* _EXCERPTED PASSAGE_:

-- Opening Marker --

Author Of 1 Presentation
P0223 - “Personalized extended interval dosing of natalizumab in relapsing remitting multiple sclerosis – a prospective multicenter trial in The Netherlands" (ID 1418)
Abstract
Background
Natalizumab is an effective disease-modifying therapy for relapsing remitting multiple sclerosis (RRMS). However, natalizumab trough concentrations remain high in a treatment regimen of 4-weekly infusions in 85% of patients. Previous studies showed that patients on extended interval dosing (EID) of natalizumab had comparable disease activity to standard interval dosing (SID) and a decreased risk of progressive multifocal leukoencephalopathy.
Objectives
To validate the maintenance of efficacy, measured by radiological disease activity, of personalized EID of natalizumab based on natalizumab trough concentrations. Feasibility of further extending intervals up to trough concentration of 5 μg/ml will be studied in a subgroup.

-- Closing Marker --

* _WHAT IS EXPECTED_: Repeat a portion of the natalizumab abstract word for word, beginning at the words "Author Of 1" and stopping after "progressive multifocal leukoencephalopathy.". Rely solely on the natalizumab abstract.

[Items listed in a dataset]
-- Opening Marker --

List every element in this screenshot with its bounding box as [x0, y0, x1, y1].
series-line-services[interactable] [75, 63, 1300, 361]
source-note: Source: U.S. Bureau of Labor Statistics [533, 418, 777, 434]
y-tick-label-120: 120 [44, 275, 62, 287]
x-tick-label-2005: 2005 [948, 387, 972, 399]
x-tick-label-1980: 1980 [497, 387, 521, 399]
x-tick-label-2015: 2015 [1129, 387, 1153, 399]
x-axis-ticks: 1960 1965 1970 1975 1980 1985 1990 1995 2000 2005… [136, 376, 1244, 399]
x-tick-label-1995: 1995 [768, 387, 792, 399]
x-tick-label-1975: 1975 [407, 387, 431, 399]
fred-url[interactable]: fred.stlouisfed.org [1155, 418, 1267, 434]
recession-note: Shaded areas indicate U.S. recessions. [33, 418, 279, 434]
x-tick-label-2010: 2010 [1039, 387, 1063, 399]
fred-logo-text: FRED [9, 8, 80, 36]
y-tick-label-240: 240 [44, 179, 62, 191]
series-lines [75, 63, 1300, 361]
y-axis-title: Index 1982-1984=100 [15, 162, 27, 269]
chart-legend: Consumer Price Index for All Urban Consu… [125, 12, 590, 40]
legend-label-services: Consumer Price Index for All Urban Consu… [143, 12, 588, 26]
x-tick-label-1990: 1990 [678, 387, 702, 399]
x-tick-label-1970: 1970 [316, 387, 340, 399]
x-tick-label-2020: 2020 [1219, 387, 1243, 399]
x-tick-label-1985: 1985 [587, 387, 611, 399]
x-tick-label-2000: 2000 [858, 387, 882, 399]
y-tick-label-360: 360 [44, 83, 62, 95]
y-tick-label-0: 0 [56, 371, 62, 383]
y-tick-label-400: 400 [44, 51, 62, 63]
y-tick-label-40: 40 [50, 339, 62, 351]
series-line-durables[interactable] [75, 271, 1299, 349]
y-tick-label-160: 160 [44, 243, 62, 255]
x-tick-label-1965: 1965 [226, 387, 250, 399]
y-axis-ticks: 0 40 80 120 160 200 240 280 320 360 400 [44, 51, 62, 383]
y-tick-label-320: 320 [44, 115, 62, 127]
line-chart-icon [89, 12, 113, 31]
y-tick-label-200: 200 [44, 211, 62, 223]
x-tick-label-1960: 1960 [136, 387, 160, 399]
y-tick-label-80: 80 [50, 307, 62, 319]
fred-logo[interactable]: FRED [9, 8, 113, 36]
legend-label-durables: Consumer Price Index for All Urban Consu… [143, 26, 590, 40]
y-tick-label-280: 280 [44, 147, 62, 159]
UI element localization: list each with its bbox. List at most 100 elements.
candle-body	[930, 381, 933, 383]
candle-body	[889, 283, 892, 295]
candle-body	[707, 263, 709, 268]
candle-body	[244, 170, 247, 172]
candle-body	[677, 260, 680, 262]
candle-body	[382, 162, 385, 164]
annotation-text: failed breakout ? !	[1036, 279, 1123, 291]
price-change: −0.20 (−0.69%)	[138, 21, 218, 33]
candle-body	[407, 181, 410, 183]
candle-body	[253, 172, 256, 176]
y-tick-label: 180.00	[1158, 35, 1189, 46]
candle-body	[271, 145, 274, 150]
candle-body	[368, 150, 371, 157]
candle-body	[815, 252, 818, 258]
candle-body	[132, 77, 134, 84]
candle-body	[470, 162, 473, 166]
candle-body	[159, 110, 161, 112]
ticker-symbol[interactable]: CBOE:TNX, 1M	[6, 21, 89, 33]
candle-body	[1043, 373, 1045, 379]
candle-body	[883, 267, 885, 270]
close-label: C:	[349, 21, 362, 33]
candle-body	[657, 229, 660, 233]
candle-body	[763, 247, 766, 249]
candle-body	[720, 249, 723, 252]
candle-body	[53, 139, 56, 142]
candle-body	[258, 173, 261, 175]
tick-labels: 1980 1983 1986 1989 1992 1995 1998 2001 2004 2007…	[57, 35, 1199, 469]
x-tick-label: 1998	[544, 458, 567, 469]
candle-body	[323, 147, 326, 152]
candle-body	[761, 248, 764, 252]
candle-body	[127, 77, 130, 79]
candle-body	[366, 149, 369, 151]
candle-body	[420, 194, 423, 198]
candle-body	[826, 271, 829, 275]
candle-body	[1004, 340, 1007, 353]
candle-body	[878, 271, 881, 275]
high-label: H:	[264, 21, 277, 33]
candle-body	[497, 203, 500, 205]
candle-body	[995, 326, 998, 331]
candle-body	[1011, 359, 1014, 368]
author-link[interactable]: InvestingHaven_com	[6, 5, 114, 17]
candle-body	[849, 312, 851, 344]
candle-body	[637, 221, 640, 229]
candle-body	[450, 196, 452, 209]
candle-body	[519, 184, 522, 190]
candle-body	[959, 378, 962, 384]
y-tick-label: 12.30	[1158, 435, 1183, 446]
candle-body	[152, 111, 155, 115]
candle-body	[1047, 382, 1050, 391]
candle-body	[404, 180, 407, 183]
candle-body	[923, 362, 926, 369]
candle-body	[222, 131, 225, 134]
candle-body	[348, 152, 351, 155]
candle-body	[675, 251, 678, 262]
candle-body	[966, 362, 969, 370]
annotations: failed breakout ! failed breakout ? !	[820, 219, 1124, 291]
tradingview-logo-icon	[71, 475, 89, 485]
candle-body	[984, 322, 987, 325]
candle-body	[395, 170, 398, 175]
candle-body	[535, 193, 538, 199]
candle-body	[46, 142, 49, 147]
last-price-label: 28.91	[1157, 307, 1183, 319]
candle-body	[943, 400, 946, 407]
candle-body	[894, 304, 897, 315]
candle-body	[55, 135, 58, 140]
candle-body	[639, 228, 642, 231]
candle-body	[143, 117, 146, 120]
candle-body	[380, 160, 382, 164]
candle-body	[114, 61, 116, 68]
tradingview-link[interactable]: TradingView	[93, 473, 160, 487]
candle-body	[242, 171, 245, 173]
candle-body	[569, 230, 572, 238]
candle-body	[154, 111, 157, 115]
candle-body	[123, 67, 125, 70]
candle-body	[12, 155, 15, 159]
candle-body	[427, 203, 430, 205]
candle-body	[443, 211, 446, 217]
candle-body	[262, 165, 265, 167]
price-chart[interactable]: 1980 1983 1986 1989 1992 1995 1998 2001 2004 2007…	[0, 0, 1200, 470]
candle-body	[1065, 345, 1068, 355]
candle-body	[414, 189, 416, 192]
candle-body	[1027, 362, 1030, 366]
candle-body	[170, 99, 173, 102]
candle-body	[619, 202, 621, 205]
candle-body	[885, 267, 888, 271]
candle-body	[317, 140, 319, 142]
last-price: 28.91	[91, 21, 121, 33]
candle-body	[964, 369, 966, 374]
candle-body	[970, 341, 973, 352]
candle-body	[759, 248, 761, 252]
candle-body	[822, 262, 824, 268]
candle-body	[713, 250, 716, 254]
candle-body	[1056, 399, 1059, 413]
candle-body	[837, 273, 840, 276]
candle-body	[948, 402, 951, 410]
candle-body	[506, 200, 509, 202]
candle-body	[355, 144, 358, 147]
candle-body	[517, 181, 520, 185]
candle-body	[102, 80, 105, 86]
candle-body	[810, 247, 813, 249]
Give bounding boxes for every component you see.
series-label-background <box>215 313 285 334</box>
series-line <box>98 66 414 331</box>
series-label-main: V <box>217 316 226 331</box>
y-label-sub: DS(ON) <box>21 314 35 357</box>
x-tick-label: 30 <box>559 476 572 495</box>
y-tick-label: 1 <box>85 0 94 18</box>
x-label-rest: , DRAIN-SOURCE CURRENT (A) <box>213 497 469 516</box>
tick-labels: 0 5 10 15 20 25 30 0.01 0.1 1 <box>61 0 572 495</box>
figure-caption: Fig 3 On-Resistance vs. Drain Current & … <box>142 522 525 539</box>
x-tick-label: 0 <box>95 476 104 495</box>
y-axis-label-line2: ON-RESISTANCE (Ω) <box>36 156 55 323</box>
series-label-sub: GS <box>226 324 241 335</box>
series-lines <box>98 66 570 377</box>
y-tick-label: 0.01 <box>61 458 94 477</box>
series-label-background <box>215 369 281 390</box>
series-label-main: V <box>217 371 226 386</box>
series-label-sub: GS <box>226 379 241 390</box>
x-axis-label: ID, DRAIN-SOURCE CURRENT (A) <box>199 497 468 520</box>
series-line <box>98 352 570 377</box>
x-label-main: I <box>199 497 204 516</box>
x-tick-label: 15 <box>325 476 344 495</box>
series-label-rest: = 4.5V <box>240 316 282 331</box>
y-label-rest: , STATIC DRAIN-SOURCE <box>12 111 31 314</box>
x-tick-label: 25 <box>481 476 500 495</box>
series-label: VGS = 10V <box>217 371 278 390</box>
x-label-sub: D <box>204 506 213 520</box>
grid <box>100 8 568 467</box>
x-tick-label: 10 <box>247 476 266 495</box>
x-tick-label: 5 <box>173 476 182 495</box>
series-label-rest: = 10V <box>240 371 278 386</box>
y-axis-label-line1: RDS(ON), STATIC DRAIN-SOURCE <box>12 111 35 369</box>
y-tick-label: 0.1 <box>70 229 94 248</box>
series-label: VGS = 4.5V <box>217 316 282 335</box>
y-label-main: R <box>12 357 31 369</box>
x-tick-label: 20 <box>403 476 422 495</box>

-- Closing Marker --

* _WRITTEN ANSWER_:
Author Of 1 Presentation
P0223 - “Personalized extended interval dosing of natalizumab in relapsing remitting multiple sclerosis – a prospective multicenter trial in The Netherlands" (ID 1418)
Abstract
Background
Natalizumab is an effective disease-modifying therapy for relapsing remitting multiple sclerosis (RRMS). However, natalizumab trough concentrations remain high in a treatment regimen of 4-weekly infusions in 85% of patients. Previous studies showed that patients on extended interval dosing (EID) of natalizumab had comparable disease activity to standard interval dosing (SID) and a decreased risk of progressive multifocal leukoencephalopathy.